**Supplied entries**.
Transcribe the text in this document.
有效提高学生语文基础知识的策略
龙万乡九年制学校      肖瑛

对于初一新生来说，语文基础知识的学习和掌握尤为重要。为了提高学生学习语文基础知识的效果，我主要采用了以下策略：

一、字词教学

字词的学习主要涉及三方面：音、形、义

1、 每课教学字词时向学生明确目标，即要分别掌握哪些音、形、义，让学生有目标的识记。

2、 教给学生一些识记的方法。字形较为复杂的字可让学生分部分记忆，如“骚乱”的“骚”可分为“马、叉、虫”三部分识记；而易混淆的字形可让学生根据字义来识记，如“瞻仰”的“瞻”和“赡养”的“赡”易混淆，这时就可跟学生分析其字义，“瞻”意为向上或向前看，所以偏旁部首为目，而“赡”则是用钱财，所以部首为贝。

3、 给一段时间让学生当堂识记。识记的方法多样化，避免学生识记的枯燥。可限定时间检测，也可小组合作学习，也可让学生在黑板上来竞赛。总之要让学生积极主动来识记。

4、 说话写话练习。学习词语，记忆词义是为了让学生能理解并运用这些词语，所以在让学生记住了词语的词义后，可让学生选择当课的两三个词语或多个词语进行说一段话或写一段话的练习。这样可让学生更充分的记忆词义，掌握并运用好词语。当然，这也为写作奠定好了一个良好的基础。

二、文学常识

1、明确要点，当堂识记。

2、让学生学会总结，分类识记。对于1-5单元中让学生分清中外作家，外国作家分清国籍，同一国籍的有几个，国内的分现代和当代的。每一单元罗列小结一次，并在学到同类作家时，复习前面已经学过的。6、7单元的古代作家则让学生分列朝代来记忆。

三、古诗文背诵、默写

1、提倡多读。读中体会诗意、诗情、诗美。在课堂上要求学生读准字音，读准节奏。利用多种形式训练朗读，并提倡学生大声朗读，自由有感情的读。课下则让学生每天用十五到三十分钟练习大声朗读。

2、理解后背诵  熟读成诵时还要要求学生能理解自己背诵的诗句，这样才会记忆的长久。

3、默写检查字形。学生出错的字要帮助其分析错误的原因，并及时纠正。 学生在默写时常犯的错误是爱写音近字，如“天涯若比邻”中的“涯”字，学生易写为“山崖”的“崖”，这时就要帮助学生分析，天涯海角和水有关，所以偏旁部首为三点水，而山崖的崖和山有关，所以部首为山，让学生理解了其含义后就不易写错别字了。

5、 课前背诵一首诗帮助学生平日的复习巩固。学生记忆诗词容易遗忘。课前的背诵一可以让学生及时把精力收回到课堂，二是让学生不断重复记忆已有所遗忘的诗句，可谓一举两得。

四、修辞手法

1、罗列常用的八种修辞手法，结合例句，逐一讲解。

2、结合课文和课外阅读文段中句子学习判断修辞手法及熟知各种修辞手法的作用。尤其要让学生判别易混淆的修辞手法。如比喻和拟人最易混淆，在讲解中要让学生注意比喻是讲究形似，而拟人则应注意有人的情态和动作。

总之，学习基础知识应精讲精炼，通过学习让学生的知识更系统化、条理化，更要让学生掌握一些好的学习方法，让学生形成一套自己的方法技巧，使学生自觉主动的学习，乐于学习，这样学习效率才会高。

**Work required**. The entries above must be returned exactly.

**Task response**.
Transcribe the text in this document.
有效提高学生语文基础知识的策略
龙万乡九年制学校      肖瑛

对于初一新生来说，语文基础知识的学习和掌握尤为重要。为了提高学生学习语文基础知识的效果，我主要采用了以下策略：

一、字词教学

字词的学习主要涉及三方面：音、形、义

1、 每课教学字词时向学生明确目标，即要分别掌握哪些音、形、义，让学生有目标的识记。

2、 教给学生一些识记的方法。字形较为复杂的字可让学生分部分记忆，如“骚乱”的“骚”可分为“马、叉、虫”三部分识记；而易混淆的字形可让学生根据字义来识记，如“瞻仰”的“瞻”和“赡养”的“赡”易混淆，这时就可跟学生分析其字义，“瞻”意为向上或向前看，所以偏旁部首为目，而“赡”则是用钱财，所以部首为贝。

3、 给一段时间让学生当堂识记。识记的方法多样化，避免学生识记的枯燥。可限定时间检测，也可小组合作学习，也可让学生在黑板上来竞赛。总之要让学生积极主动来识记。

4、 说话写话练习。学习词语，记忆词义是为了让学生能理解并运用这些词语，所以在让学生记住了词语的词义后，可让学生选择当课的两三个词语或多个词语进行说一段话或写一段话的练习。这样可让学生更充分的记忆词义，掌握并运用好词语。当然，这也为写作奠定好了一个良好的基础。

二、文学常识

1、明确要点，当堂识记。

2、让学生学会总结，分类识记。对于1-5单元中让学生分清中外作家，外国作家分清国籍，同一国籍的有几个，国内的分现代和当代的。每一单元罗列小结一次，并在学到同类作家时，复习前面已经学过的。6、7单元的古代作家则让学生分列朝代来记忆。

三、古诗文背诵、默写

1、提倡多读。读中体会诗意、诗情、诗美。在课堂上要求学生读准字音，读准节奏。利用多种形式训练朗读，并提倡学生大声朗读，自由有感情的读。课下则让学生每天用十五到三十分钟练习大声朗读。

2、理解后背诵  熟读成诵时还要要求学生能理解自己背诵的诗句，这样才会记忆的长久。

3、默写检查字形。学生出错的字要帮助其分析错误的原因，并及时纠正。 学生在默写时常犯的错误是爱写音近字，如“天涯若比邻”中的“涯”字，学生易写为“山崖”的“崖”，这时就要帮助学生分析，天涯海角和水有关，所以偏旁部首为三点水，而山崖的崖和山有关，所以部首为山，让学生理解了其含义后就不易写错别字了。

5、 课前背诵一首诗帮助学生平日的复习巩固。学生记忆诗词容易遗忘。课前的背诵一可以让学生及时把精力收回到课堂，二是让学生不断重复记忆已有所遗忘的诗句，可谓一举两得。

四、修辞手法

1、罗列常用的八种修辞手法，结合例句，逐一讲解。

2、结合课文和课外阅读文段中句子学习判断修辞手法及熟知各种修辞手法的作用。尤其要让学生判别易混淆的修辞手法。如比喻和拟人最易混淆，在讲解中要让学生注意比喻是讲究形似，而拟人则应注意有人的情态和动作。

总之，学习基础知识应精讲精炼，通过学习让学生的知识更系统化、条理化，更要让学生掌握一些好的学习方法，让学生形成一套自己的方法技巧，使学生自觉主动的学习，乐于学习，这样学习效率才会高。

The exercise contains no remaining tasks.